§ Tarefas
(a) Reproduza sem alterações a parte do trecho sobre o plano da Mata Atlântica que vai de "Aprovado em julho" até "turista na cidade.", com esses dois pontos incluídos.
(b) Responda com base no trecho sobre o plano da Mata Atlântica:
(i) Em que mês e ano o PMMA foi aprovado?
(ii) Que cargo Mário Mantovani ocupa na Fundação SOS Mata Atlântica?
(iii) Quem é a coordenadora geral do Observatório Educador Ambiental Moema Viezzer?

§ Trecho do documento
Plano Municipal da Mata Atlântica pode fortalecer o turismo em Foz


- Por: Redação 1

Plano Municipal da Mata Atlântica pode fortalecer o turismo em Foz
Ao valorizar as áreas verdes distribuídas no município, poderá desenvolver novas modalidades de turismo

Aprovado em julho de 2020, o Plano Municipal de Conservação e Recuperação da Mata Atlântica de Foz do Iguaçu (PMMA) poderá fortalecer atividades econômicas fundamentais para a cidade de Foz do Iguaçu e o Oeste do Paraná, como o turismo e o setor agroindustrial. De acordo com análises dos integrantes do Observatório Educador Ambiental Moema Viezzer (OEAMV), por garantir a preservação e a recuperação da Mata Atlântica, o PMMA abre espaços para o desenvolvimento e a instalação de atrativos turísticos vinculados ao patrimônio socioambiental, atraindo um novo perfil de visitante e possibilitando aumentar a permanência do turista na cidade.
 
Mário Mantovani, diretor de Políticas Públicas da Fundação SOS Mata Atlântica, explica que o PMMA pode ser um instrumento determinante para o crescimento da economia local. “Ele não incide em todo o território do município, ele incide nas áreas prioritárias de conservação que possam fazer as conexões, como está no projeto, e que vão valorizar os ativos do município, como o turismo, a questão da água, a agricultura, a conservação, a proteção”, explicou.  
 
Foz do Iguaçu tem potencial para desenvolver o ecoturismo, turismo de base comunitária, turismo educacional ao ar livre, turismo científico e turismo de experiência socioambiental. Ao valorizar as áreas verdes distribuídas no município, Foz do Iguaçu poderá desenvolver, por exemplo, novas modalidades de turismo, como ecoturismo, turismo de base comunitária, turismo educacional ao ar livre, turismo científico e turismo de experiência socioambiental.

“Essas outras categorias permitem maior entrosamento cultural do turista com a cidade e aumentam as possibilidades de permanência. Além disso, geram emprego e renda para pequenos e microempreendedores de diversos tipos e permitem integrar a produção rural com o turismo sustentável, criando novas cadeias produtivas ou novos elos no circuito do turismo. São atividades turísticas complementares, que podem se potencializar com a cooperação mútua”, salienta a professora Luciana Mello Ribeiro, coordenadora geral do Observatório Educador Ambiental Moema Viezzer.
 
O fomento dessas outras possibilidades de turismo abre novas oportunidades econômicas e também traz espaços de lazer para os moradores de Foz do Iguaçu. O cuidado com as áreas de Mata Atlântica, um patrimônio de Foz do Iguaçu que passa a ser reconhecido com o PMMA, pode melhorar a qualidade da água e do ar, ampliar o conforto térmico, diminuir o ruído urbano e favorecer a biodiversidade.
“Como resultados mais imediatos, podemos dizer que a própria existência dessas áreas melhora as condições climáticas da cidade e a disponibilidade de água, diminui o nível de ruído e a poluição visual, embeleza a paisagem, enriquece a biodiversidade, amplia os espaços de lazer e educação para a população, oferece novas possibilidades de renda e turismo. Resumindo, é um desafio tanto pela abrangência como pelos impactos e reverberações deste tipo de plano”, complementa Luciana.

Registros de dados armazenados
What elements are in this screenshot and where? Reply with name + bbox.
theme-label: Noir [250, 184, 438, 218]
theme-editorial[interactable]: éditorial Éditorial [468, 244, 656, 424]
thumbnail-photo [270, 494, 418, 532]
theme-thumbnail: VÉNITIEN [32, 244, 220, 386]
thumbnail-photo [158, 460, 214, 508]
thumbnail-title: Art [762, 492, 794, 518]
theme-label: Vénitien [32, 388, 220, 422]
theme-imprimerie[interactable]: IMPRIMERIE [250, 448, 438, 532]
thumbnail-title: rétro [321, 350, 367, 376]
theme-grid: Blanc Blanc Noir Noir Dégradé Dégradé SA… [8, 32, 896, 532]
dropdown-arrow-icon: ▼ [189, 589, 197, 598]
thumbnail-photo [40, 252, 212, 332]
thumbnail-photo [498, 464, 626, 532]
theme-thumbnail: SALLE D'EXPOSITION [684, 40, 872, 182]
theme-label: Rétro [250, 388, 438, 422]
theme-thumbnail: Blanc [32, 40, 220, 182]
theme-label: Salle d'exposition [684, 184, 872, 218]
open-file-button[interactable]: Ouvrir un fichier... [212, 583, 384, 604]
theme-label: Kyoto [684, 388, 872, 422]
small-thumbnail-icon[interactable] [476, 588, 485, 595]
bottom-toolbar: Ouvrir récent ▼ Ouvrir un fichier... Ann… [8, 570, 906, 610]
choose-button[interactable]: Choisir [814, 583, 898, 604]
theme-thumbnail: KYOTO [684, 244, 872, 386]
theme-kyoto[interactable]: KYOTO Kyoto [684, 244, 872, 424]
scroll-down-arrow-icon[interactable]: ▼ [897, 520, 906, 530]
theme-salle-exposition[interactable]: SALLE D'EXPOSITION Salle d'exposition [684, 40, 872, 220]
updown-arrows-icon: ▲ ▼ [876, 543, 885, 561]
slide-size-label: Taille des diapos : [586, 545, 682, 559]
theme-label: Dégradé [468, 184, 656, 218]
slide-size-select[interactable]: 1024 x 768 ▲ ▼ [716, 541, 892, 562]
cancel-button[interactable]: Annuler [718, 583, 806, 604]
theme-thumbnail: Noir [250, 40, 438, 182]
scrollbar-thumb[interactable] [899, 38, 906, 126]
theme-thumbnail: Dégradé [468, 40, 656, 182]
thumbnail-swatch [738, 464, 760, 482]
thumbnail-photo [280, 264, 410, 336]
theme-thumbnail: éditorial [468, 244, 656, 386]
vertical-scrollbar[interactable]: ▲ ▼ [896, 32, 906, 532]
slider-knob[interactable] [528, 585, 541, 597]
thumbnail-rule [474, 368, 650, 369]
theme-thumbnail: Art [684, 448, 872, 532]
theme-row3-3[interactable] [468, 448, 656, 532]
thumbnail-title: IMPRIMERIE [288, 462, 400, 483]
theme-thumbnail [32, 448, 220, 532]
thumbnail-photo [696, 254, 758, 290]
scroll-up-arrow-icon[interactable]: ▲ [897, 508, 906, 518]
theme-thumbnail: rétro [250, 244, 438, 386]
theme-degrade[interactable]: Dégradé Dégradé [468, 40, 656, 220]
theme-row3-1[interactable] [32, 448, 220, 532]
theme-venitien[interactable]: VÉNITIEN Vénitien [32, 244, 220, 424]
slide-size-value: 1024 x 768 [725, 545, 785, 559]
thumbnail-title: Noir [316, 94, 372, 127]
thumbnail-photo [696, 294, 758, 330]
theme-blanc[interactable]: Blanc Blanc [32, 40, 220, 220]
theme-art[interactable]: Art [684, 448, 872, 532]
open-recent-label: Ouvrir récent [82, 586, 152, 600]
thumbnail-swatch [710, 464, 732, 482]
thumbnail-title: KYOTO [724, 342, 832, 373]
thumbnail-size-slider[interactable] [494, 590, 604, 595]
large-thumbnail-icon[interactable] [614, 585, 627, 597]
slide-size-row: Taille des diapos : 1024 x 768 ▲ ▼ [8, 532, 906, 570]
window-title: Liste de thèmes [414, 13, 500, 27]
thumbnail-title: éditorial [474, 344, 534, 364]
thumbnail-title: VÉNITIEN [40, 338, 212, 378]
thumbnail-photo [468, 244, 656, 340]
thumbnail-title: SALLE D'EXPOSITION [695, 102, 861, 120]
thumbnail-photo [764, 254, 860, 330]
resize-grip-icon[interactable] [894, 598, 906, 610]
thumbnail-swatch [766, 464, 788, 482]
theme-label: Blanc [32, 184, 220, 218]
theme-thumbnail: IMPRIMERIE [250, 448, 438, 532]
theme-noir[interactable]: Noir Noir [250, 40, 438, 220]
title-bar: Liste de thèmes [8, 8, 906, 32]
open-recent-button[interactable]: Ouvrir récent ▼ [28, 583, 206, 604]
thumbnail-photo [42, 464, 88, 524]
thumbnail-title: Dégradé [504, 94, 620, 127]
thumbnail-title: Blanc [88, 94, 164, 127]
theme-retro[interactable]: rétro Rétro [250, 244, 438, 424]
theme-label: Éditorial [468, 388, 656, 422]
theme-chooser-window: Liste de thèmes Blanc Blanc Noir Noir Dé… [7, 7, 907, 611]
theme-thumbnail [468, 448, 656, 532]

§ Respostas do exercício
(a)
Aprovado em julho de 2020, o Plano Municipal de Conservação e Recuperação da Mata Atlântica de Foz do Iguaçu (PMMA) poderá fortalecer atividades econômicas fundamentais para a cidade de Foz do Iguaçu e o Oeste do Paraná, como o turismo e o setor agroindustrial. De acordo com análises dos integrantes do Observatório Educador Ambiental Moema Viezzer (OEAMV), por garantir a preservação e a recuperação da Mata Atlântica, o PMMA abre espaços para o desenvolvimento e a instalação de atrativos turísticos vinculados ao patrimônio socioambiental, atraindo um novo perfil de visitante e possibilitando aumentar a permanência do turista na cidade.

(b)
(i) Julho de 2020.
(ii) Diretor de Políticas Públicas.
(iii) A professora Luciana Mello Ribeiro.